**Requirement:**
Scan the records for the word "MACD". Copy each line that includes it.

Extracted data entries
==================================================

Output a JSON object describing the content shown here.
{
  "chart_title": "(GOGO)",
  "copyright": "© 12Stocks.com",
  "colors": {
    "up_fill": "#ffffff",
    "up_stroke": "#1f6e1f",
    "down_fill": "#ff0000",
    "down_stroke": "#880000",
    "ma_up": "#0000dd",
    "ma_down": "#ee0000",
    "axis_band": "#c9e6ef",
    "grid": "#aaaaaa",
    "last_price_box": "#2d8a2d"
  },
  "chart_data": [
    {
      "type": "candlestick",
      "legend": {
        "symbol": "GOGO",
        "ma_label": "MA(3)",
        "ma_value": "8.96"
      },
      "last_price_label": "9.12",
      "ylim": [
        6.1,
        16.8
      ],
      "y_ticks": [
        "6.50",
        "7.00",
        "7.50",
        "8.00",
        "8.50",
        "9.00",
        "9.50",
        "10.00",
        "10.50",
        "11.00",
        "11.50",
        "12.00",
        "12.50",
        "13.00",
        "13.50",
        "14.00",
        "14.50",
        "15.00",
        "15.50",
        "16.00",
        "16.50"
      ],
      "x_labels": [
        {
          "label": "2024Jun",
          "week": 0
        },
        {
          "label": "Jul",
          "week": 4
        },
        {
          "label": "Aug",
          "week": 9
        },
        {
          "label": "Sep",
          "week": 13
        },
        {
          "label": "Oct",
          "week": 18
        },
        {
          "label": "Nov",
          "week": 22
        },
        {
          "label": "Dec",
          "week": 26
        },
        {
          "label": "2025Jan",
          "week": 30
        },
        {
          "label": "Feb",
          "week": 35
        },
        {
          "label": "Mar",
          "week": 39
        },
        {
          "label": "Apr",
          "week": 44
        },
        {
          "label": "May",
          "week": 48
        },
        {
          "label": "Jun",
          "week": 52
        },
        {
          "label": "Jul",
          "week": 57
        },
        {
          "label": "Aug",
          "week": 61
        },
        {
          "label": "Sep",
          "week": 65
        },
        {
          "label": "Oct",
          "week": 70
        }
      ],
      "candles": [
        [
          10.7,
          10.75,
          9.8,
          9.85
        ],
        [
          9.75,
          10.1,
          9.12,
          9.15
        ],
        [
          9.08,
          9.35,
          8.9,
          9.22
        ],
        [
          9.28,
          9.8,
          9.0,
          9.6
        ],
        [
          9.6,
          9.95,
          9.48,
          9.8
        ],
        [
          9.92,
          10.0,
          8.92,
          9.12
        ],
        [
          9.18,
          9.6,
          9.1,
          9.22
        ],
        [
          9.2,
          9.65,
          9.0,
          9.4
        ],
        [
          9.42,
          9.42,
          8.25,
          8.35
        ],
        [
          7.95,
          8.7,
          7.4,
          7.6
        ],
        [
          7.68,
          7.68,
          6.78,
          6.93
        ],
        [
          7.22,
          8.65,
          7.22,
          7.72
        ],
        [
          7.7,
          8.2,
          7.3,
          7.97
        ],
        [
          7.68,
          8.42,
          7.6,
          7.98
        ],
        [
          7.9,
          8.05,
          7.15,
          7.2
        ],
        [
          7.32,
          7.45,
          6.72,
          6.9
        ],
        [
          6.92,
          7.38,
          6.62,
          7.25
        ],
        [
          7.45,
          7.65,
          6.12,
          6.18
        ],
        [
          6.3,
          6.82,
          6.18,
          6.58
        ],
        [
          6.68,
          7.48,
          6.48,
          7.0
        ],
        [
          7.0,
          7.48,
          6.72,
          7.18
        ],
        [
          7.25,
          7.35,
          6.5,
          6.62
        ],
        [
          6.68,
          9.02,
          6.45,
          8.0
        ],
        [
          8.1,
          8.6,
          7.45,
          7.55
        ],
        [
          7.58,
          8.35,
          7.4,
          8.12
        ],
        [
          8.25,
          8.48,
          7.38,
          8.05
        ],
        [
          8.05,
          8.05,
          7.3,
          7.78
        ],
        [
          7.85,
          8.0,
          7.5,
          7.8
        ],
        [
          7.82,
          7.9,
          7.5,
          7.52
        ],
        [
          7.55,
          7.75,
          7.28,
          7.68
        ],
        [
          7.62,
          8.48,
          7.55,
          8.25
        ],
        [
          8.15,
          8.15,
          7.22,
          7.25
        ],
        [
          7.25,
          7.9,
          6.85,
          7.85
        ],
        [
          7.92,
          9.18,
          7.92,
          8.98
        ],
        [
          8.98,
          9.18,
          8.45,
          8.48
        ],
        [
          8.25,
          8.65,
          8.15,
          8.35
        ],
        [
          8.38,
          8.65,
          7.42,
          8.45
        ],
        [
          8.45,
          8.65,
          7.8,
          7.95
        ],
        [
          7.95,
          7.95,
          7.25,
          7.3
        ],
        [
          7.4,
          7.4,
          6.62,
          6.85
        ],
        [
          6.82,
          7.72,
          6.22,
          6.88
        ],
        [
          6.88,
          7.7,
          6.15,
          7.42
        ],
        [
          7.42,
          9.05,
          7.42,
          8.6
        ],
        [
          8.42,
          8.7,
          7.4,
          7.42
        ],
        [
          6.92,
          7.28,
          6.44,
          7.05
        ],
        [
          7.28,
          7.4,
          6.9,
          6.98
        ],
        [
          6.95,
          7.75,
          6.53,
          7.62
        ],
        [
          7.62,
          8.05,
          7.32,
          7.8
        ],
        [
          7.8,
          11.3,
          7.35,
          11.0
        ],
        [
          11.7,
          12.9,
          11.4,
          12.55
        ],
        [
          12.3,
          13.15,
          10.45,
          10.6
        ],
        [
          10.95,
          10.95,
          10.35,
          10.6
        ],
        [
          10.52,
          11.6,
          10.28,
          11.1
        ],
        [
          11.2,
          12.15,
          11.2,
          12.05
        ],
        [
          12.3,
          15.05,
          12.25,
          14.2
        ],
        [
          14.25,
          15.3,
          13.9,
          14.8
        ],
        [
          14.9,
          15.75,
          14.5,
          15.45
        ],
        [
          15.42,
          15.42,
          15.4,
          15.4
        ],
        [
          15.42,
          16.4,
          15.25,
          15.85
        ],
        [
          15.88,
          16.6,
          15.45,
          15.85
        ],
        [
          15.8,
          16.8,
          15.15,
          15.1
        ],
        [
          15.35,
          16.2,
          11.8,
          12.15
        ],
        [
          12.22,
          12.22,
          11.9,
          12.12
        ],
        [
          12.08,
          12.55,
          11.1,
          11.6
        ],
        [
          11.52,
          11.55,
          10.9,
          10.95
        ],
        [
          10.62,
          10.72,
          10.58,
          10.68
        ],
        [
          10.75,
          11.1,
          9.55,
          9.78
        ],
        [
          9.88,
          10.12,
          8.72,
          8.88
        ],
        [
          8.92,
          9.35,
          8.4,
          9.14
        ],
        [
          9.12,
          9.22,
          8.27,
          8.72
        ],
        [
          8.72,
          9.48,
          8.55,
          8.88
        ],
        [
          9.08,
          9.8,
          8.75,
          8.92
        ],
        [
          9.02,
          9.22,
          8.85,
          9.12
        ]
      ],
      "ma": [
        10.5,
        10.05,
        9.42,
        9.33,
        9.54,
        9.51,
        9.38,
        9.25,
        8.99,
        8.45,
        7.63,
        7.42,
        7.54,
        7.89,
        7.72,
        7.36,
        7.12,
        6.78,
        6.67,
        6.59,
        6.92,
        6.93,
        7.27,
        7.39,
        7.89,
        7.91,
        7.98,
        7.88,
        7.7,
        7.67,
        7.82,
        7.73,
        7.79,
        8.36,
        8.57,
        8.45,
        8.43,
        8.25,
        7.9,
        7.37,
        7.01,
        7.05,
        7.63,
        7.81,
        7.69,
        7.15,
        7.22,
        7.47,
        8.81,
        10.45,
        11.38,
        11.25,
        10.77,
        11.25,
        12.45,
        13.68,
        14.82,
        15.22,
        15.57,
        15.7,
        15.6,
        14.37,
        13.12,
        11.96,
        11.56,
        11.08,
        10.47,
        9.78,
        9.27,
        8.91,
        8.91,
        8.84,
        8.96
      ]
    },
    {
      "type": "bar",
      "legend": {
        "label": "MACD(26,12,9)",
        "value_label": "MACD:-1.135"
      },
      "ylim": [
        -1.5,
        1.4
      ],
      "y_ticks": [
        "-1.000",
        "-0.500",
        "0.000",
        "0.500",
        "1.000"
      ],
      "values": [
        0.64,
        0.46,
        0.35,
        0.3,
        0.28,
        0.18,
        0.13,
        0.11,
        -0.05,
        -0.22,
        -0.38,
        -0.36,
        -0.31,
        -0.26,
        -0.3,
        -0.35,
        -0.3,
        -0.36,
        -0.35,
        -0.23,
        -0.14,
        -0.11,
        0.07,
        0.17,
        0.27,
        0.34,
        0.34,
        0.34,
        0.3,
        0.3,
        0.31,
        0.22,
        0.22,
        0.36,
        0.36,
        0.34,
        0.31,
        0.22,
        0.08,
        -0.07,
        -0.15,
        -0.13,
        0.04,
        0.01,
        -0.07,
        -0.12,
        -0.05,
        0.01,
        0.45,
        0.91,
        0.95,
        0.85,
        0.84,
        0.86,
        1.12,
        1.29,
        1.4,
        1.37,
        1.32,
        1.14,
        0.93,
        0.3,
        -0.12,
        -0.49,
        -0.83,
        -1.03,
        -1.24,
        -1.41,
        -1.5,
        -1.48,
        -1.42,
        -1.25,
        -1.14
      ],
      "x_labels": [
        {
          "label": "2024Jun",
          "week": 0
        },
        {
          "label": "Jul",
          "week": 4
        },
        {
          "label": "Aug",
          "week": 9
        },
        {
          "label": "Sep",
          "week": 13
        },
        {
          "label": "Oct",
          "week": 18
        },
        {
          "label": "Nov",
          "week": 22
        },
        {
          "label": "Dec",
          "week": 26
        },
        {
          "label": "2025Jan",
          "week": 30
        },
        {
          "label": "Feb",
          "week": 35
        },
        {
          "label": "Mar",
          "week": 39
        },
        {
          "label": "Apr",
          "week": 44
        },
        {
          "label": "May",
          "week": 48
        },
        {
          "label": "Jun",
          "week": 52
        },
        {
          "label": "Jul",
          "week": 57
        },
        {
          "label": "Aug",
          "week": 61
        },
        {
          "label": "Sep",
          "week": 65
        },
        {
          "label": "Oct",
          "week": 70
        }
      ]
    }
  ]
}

==================================================

**Exercise response:**
        "label": "MACD(26,12,9)",
        "value_label": "MACD:-1.135"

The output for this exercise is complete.